* Begin *

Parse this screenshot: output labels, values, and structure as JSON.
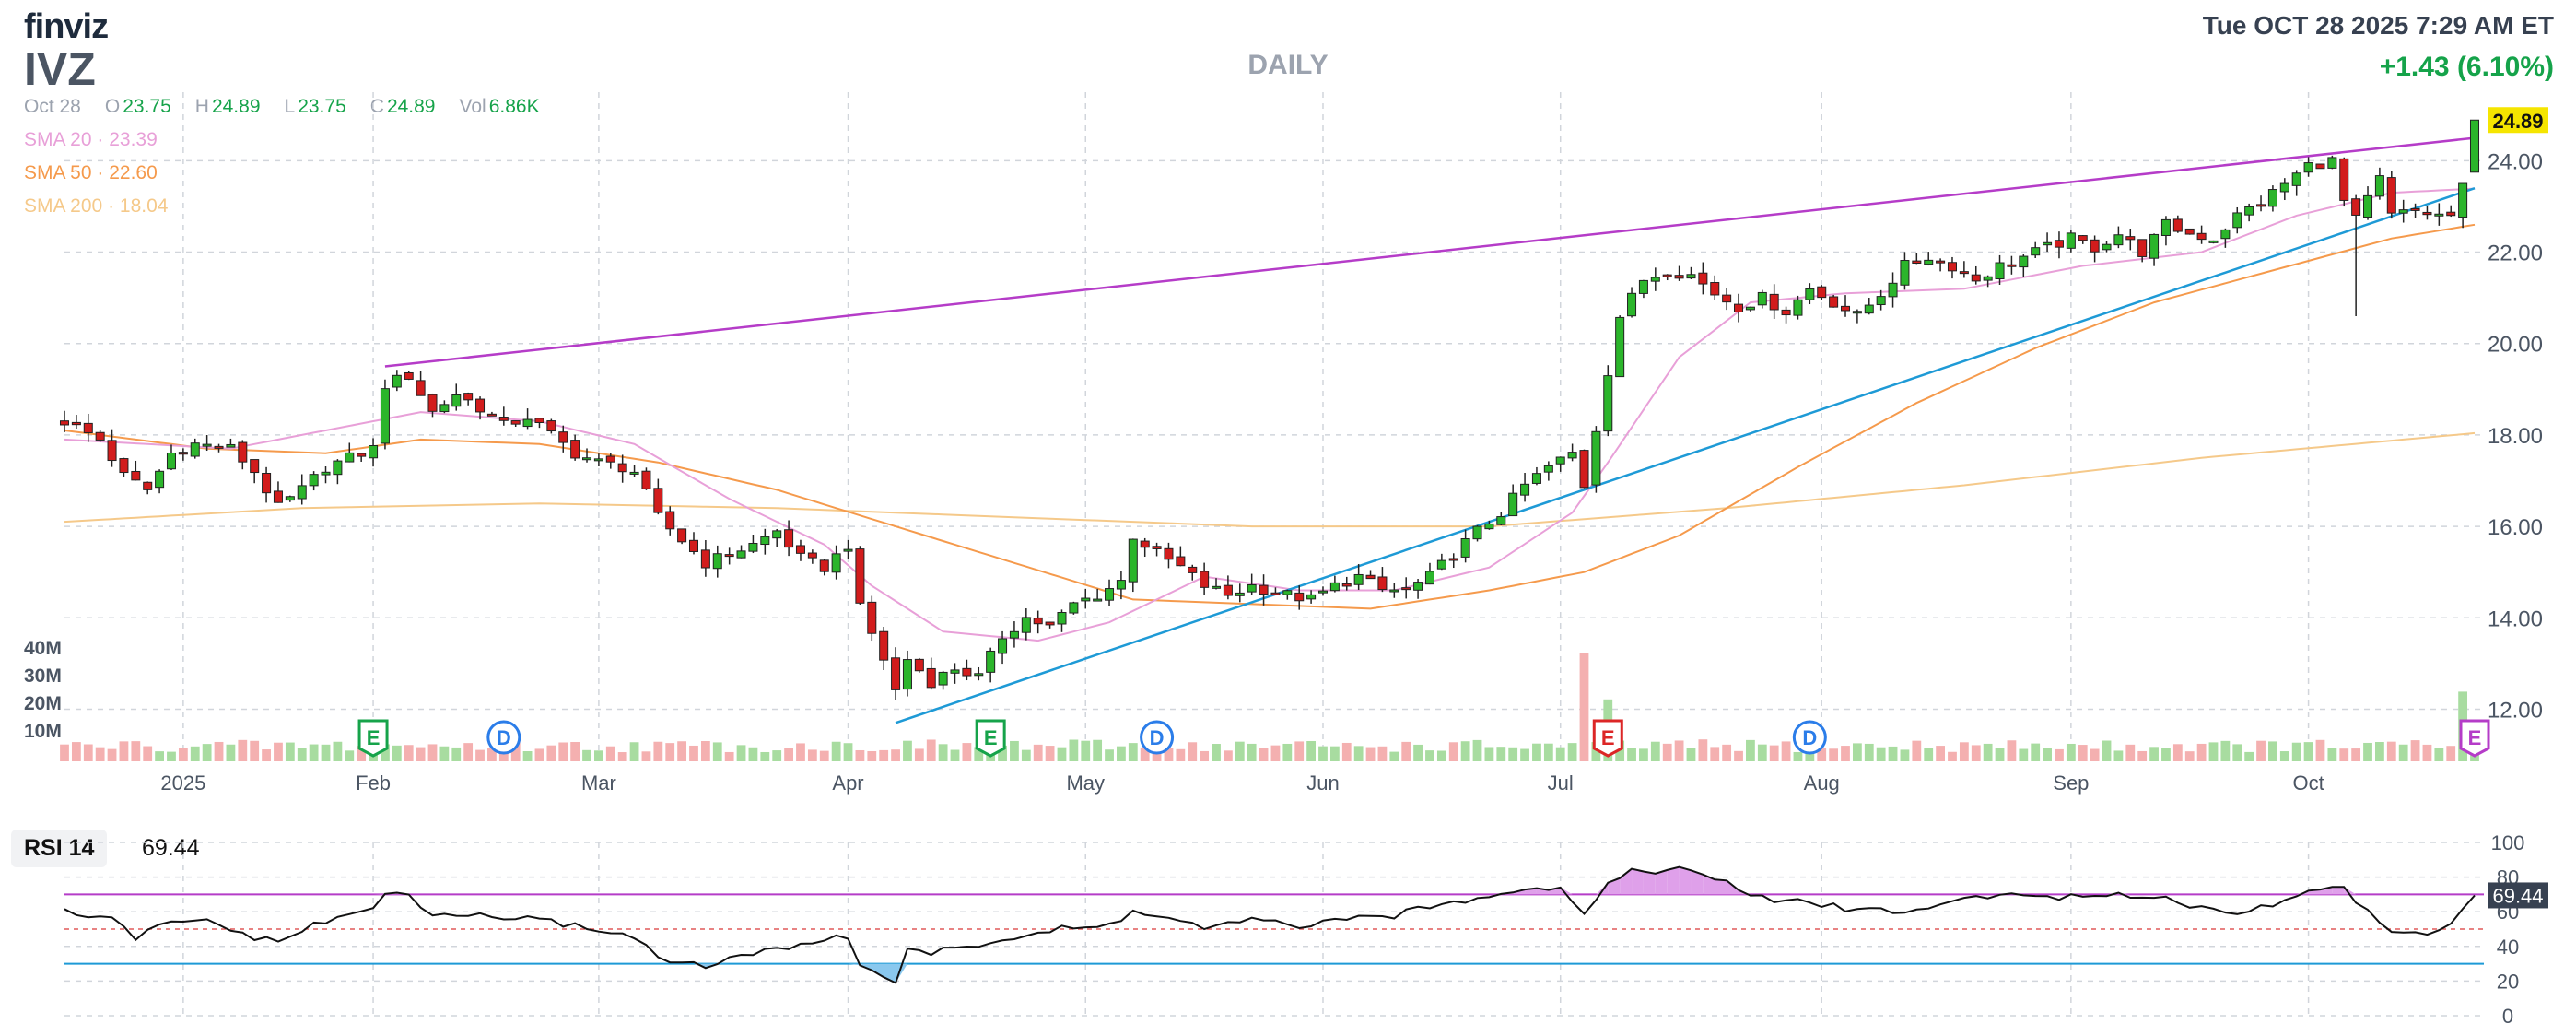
{
  "header": {
    "logo": "finviz",
    "ticker": "IVZ",
    "period": "DAILY",
    "datetime": "Tue OCT 28 2025 7:29 AM ET",
    "change": "+1.43 (6.10%)"
  },
  "ohlc": {
    "date": "Oct 28",
    "open_label": "O",
    "open": "23.75",
    "high_label": "H",
    "high": "24.89",
    "low_label": "L",
    "low": "23.75",
    "close_label": "C",
    "close": "24.89",
    "vol_label": "Vol",
    "vol": "6.86K"
  },
  "sma": [
    {
      "label": "SMA 20",
      "sep": "·",
      "value": "23.39",
      "color": "#e8a0d8"
    },
    {
      "label": "SMA 50",
      "sep": "·",
      "value": "22.60",
      "color": "#f59a4c"
    },
    {
      "label": "SMA 200",
      "sep": "·",
      "value": "18.04",
      "color": "#f5c98a"
    }
  ],
  "last_price_tag": "24.89",
  "rsi": {
    "label": "RSI 14",
    "value": "69.44"
  },
  "colors": {
    "up": "#2bb52b",
    "down": "#d21c1c",
    "vol_up": "#a8dca0",
    "vol_down": "#f4b0b0",
    "sma20": "#e8a0d8",
    "sma50": "#f59a4c",
    "sma200": "#f5c98a",
    "trend_upper": "#b53cc8",
    "trend_lower": "#1e9ad6",
    "earnings": "#16a34a",
    "earnings_latest": "#dc2626",
    "earnings_next": "#b53cc8",
    "dividend": "#2b7de9"
  },
  "chart_data": {
    "type": "candlestick",
    "price_axis": {
      "min": 10.9,
      "max": 25.5,
      "ticks": [
        "12.00",
        "14.00",
        "16.00",
        "18.00",
        "20.00",
        "22.00",
        "24.00"
      ]
    },
    "volume_axis": {
      "ticks": [
        "40M",
        "30M",
        "20M",
        "10M"
      ]
    },
    "x_labels": [
      {
        "label": "2025",
        "index": 10
      },
      {
        "label": "Feb",
        "index": 26
      },
      {
        "label": "Mar",
        "index": 45
      },
      {
        "label": "Apr",
        "index": 66
      },
      {
        "label": "May",
        "index": 86
      },
      {
        "label": "Jun",
        "index": 106
      },
      {
        "label": "Jul",
        "index": 126
      },
      {
        "label": "Aug",
        "index": 148
      },
      {
        "label": "Sep",
        "index": 169
      },
      {
        "label": "Oct",
        "index": 189
      }
    ],
    "anchors": [
      [
        0,
        18.3
      ],
      [
        3,
        17.9
      ],
      [
        5,
        17.1
      ],
      [
        7,
        16.8
      ],
      [
        9,
        17.6
      ],
      [
        11,
        17.8
      ],
      [
        14,
        17.7
      ],
      [
        16,
        17.2
      ],
      [
        18,
        16.4
      ],
      [
        20,
        16.8
      ],
      [
        22,
        17.3
      ],
      [
        24,
        17.5
      ],
      [
        26,
        17.7
      ],
      [
        27,
        19.1
      ],
      [
        29,
        19.3
      ],
      [
        31,
        18.5
      ],
      [
        33,
        18.9
      ],
      [
        35,
        18.6
      ],
      [
        37,
        18.2
      ],
      [
        39,
        18.4
      ],
      [
        41,
        18.0
      ],
      [
        43,
        17.6
      ],
      [
        45,
        17.4
      ],
      [
        47,
        17.3
      ],
      [
        48,
        17.2
      ],
      [
        50,
        16.2
      ],
      [
        52,
        15.7
      ],
      [
        54,
        15.2
      ],
      [
        56,
        15.4
      ],
      [
        58,
        15.6
      ],
      [
        60,
        15.9
      ],
      [
        62,
        15.3
      ],
      [
        64,
        15.1
      ],
      [
        66,
        15.6
      ],
      [
        67,
        14.2
      ],
      [
        69,
        13.1
      ],
      [
        70,
        12.4
      ],
      [
        71,
        13.1
      ],
      [
        73,
        12.6
      ],
      [
        75,
        12.9
      ],
      [
        77,
        12.7
      ],
      [
        79,
        13.6
      ],
      [
        81,
        14.0
      ],
      [
        83,
        13.8
      ],
      [
        85,
        14.3
      ],
      [
        87,
        14.5
      ],
      [
        89,
        14.8
      ],
      [
        90,
        15.8
      ],
      [
        92,
        15.4
      ],
      [
        94,
        15.1
      ],
      [
        96,
        14.7
      ],
      [
        98,
        14.5
      ],
      [
        100,
        14.7
      ],
      [
        103,
        14.5
      ],
      [
        105,
        14.4
      ],
      [
        107,
        14.7
      ],
      [
        109,
        14.9
      ],
      [
        111,
        14.6
      ],
      [
        113,
        14.6
      ],
      [
        115,
        14.9
      ],
      [
        117,
        15.4
      ],
      [
        119,
        15.9
      ],
      [
        121,
        16.3
      ],
      [
        123,
        16.9
      ],
      [
        125,
        17.3
      ],
      [
        127,
        17.6
      ],
      [
        128,
        16.9
      ],
      [
        130,
        19.4
      ],
      [
        131,
        20.6
      ],
      [
        133,
        21.4
      ],
      [
        135,
        21.6
      ],
      [
        137,
        21.5
      ],
      [
        139,
        21.1
      ],
      [
        141,
        20.8
      ],
      [
        143,
        21.0
      ],
      [
        145,
        20.7
      ],
      [
        147,
        21.2
      ],
      [
        149,
        20.9
      ],
      [
        151,
        20.6
      ],
      [
        153,
        21.1
      ],
      [
        155,
        21.7
      ],
      [
        157,
        21.9
      ],
      [
        159,
        21.7
      ],
      [
        161,
        21.4
      ],
      [
        163,
        21.7
      ],
      [
        165,
        21.9
      ],
      [
        167,
        22.1
      ],
      [
        169,
        22.3
      ],
      [
        171,
        22.1
      ],
      [
        173,
        22.4
      ],
      [
        175,
        22.0
      ],
      [
        177,
        22.6
      ],
      [
        179,
        22.4
      ],
      [
        181,
        22.3
      ],
      [
        183,
        22.8
      ],
      [
        185,
        23.1
      ],
      [
        187,
        23.5
      ],
      [
        189,
        23.9
      ],
      [
        191,
        24.0
      ],
      [
        192,
        23.1
      ],
      [
        193,
        22.7
      ],
      [
        195,
        23.6
      ],
      [
        196,
        22.8
      ],
      [
        198,
        22.9
      ],
      [
        200,
        22.8
      ],
      [
        201,
        22.8
      ],
      [
        202,
        23.4
      ],
      [
        203,
        24.89
      ]
    ],
    "volume_spikes": [
      [
        128,
        4.2
      ],
      [
        130,
        2.4
      ],
      [
        202,
        2.7
      ],
      [
        203,
        0.9
      ]
    ],
    "sma_lines": {
      "sma20": [
        [
          0,
          17.9
        ],
        [
          14,
          17.7
        ],
        [
          26,
          18.3
        ],
        [
          30,
          18.5
        ],
        [
          40,
          18.3
        ],
        [
          48,
          17.8
        ],
        [
          56,
          16.6
        ],
        [
          64,
          15.6
        ],
        [
          68,
          14.7
        ],
        [
          74,
          13.7
        ],
        [
          82,
          13.5
        ],
        [
          88,
          13.9
        ],
        [
          96,
          14.9
        ],
        [
          104,
          14.6
        ],
        [
          112,
          14.6
        ],
        [
          120,
          15.1
        ],
        [
          127,
          16.3
        ],
        [
          130,
          17.4
        ],
        [
          136,
          19.7
        ],
        [
          142,
          20.9
        ],
        [
          150,
          21.1
        ],
        [
          160,
          21.2
        ],
        [
          170,
          21.7
        ],
        [
          180,
          22.0
        ],
        [
          188,
          22.8
        ],
        [
          196,
          23.3
        ],
        [
          203,
          23.39
        ]
      ],
      "sma50": [
        [
          0,
          18.1
        ],
        [
          12,
          17.7
        ],
        [
          22,
          17.6
        ],
        [
          30,
          17.9
        ],
        [
          40,
          17.8
        ],
        [
          50,
          17.4
        ],
        [
          60,
          16.8
        ],
        [
          70,
          16.0
        ],
        [
          80,
          15.2
        ],
        [
          90,
          14.4
        ],
        [
          100,
          14.3
        ],
        [
          110,
          14.2
        ],
        [
          120,
          14.6
        ],
        [
          128,
          15.0
        ],
        [
          136,
          15.8
        ],
        [
          146,
          17.3
        ],
        [
          156,
          18.7
        ],
        [
          166,
          19.9
        ],
        [
          176,
          20.9
        ],
        [
          186,
          21.6
        ],
        [
          196,
          22.3
        ],
        [
          203,
          22.6
        ]
      ],
      "sma200": [
        [
          0,
          16.1
        ],
        [
          20,
          16.4
        ],
        [
          40,
          16.5
        ],
        [
          60,
          16.4
        ],
        [
          80,
          16.2
        ],
        [
          100,
          16.0
        ],
        [
          120,
          16.0
        ],
        [
          140,
          16.4
        ],
        [
          160,
          16.9
        ],
        [
          180,
          17.5
        ],
        [
          203,
          18.04
        ]
      ]
    },
    "trendlines": [
      {
        "name": "upper",
        "from": [
          27,
          19.5
        ],
        "to": [
          203,
          24.5
        ]
      },
      {
        "name": "lower",
        "from": [
          70,
          11.7
        ],
        "to": [
          203,
          23.4
        ]
      }
    ],
    "events": [
      {
        "letter": "E",
        "index": 26,
        "kind": "earnings"
      },
      {
        "letter": "D",
        "index": 37,
        "kind": "dividend"
      },
      {
        "letter": "E",
        "index": 78,
        "kind": "earnings"
      },
      {
        "letter": "D",
        "index": 92,
        "kind": "dividend"
      },
      {
        "letter": "E",
        "index": 130,
        "kind": "earnings_latest"
      },
      {
        "letter": "D",
        "index": 147,
        "kind": "dividend"
      },
      {
        "letter": "E",
        "index": 203,
        "kind": "earnings_next"
      }
    ],
    "rsi": {
      "ticks": [
        "100",
        "80",
        "60",
        "40",
        "20",
        "0"
      ],
      "overbought": 70,
      "oversold": 30,
      "mid": 50,
      "anchors": [
        [
          0,
          60
        ],
        [
          4,
          55
        ],
        [
          6,
          45
        ],
        [
          8,
          52
        ],
        [
          12,
          55
        ],
        [
          16,
          45
        ],
        [
          18,
          42
        ],
        [
          20,
          50
        ],
        [
          24,
          58
        ],
        [
          26,
          62
        ],
        [
          27,
          72
        ],
        [
          29,
          68
        ],
        [
          31,
          58
        ],
        [
          35,
          58
        ],
        [
          40,
          55
        ],
        [
          45,
          50
        ],
        [
          48,
          45
        ],
        [
          50,
          35
        ],
        [
          52,
          30
        ],
        [
          54,
          28
        ],
        [
          56,
          33
        ],
        [
          60,
          38
        ],
        [
          62,
          42
        ],
        [
          64,
          44
        ],
        [
          66,
          45
        ],
        [
          67,
          30
        ],
        [
          69,
          23
        ],
        [
          70,
          20
        ],
        [
          71,
          38
        ],
        [
          73,
          36
        ],
        [
          76,
          40
        ],
        [
          80,
          45
        ],
        [
          84,
          50
        ],
        [
          88,
          52
        ],
        [
          90,
          60
        ],
        [
          94,
          55
        ],
        [
          96,
          50
        ],
        [
          100,
          55
        ],
        [
          104,
          52
        ],
        [
          108,
          55
        ],
        [
          112,
          58
        ],
        [
          116,
          64
        ],
        [
          120,
          70
        ],
        [
          124,
          75
        ],
        [
          126,
          73
        ],
        [
          128,
          60
        ],
        [
          130,
          76
        ],
        [
          132,
          84
        ],
        [
          136,
          84
        ],
        [
          140,
          78
        ],
        [
          142,
          68
        ],
        [
          146,
          66
        ],
        [
          150,
          62
        ],
        [
          156,
          60
        ],
        [
          160,
          68
        ],
        [
          164,
          70
        ],
        [
          170,
          68
        ],
        [
          176,
          70
        ],
        [
          180,
          62
        ],
        [
          184,
          60
        ],
        [
          188,
          70
        ],
        [
          192,
          74
        ],
        [
          194,
          60
        ],
        [
          196,
          48
        ],
        [
          200,
          48
        ],
        [
          203,
          69.44
        ]
      ]
    }
  }
}
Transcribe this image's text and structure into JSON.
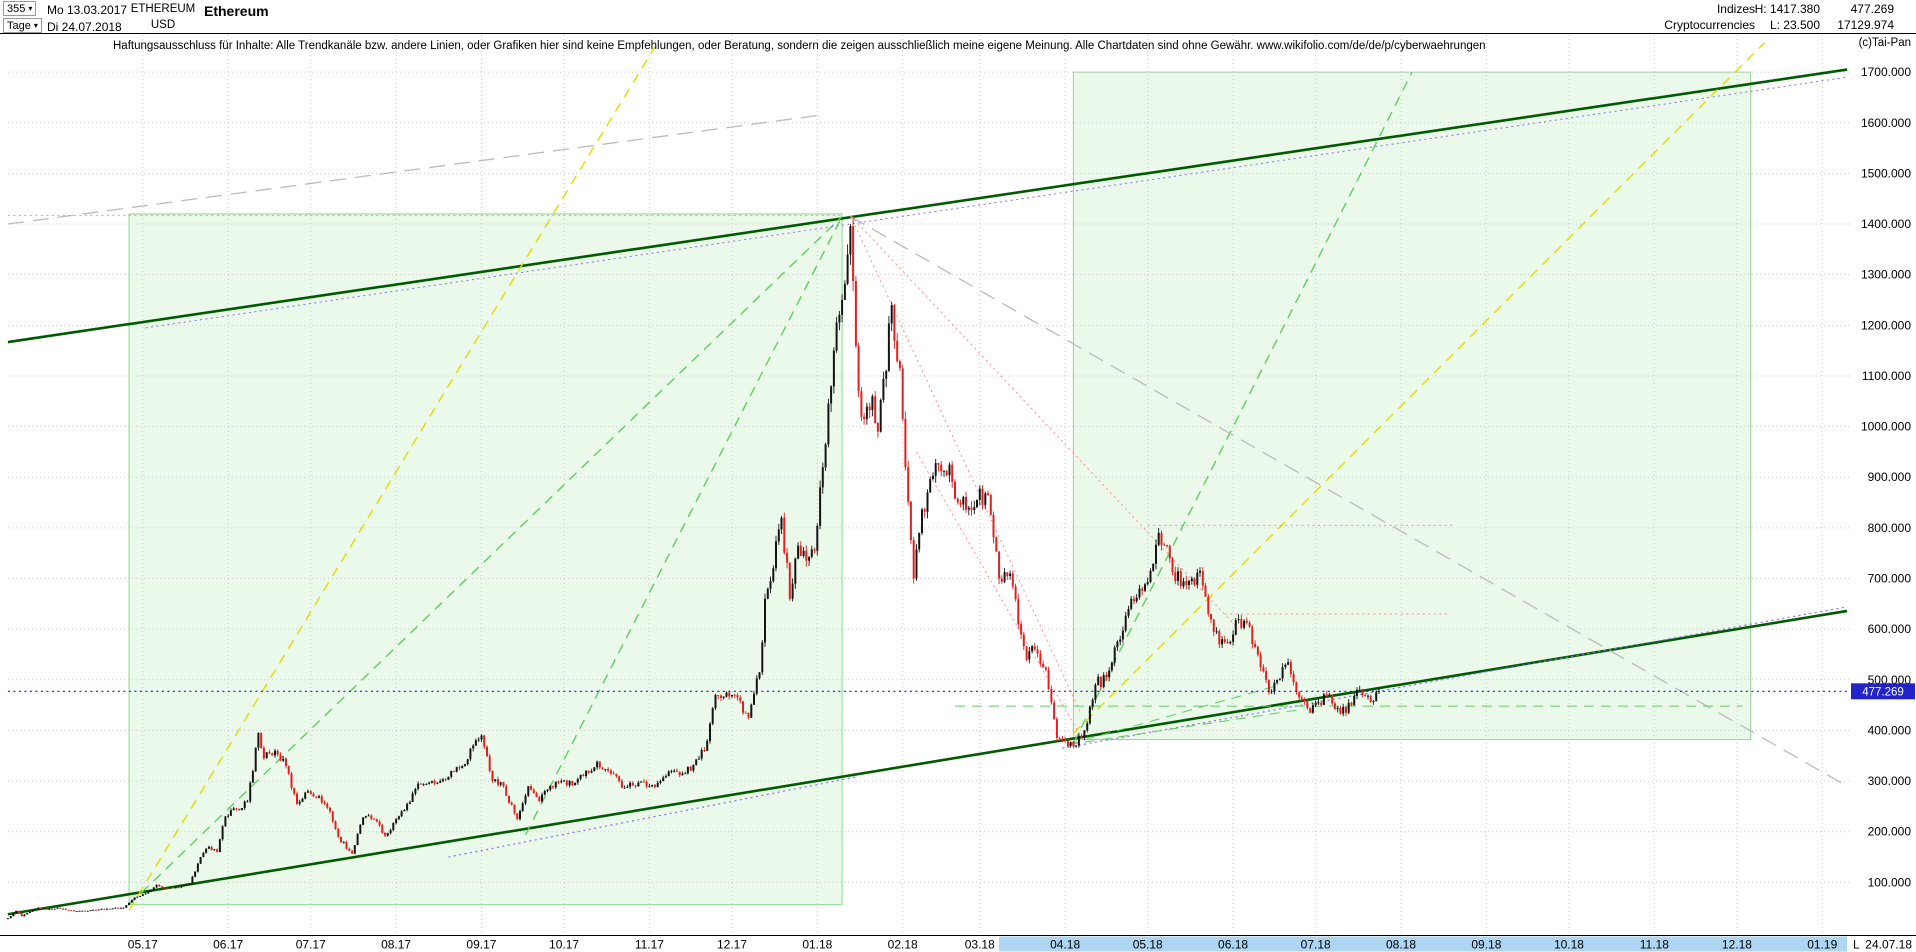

* End *

What the task asks:
For the listing above, identify each line bearing "structure".

Complete response:
Parse this screenshot: output labels, values, and structure as JSON.
Transcribe this image's text and structure into JSON.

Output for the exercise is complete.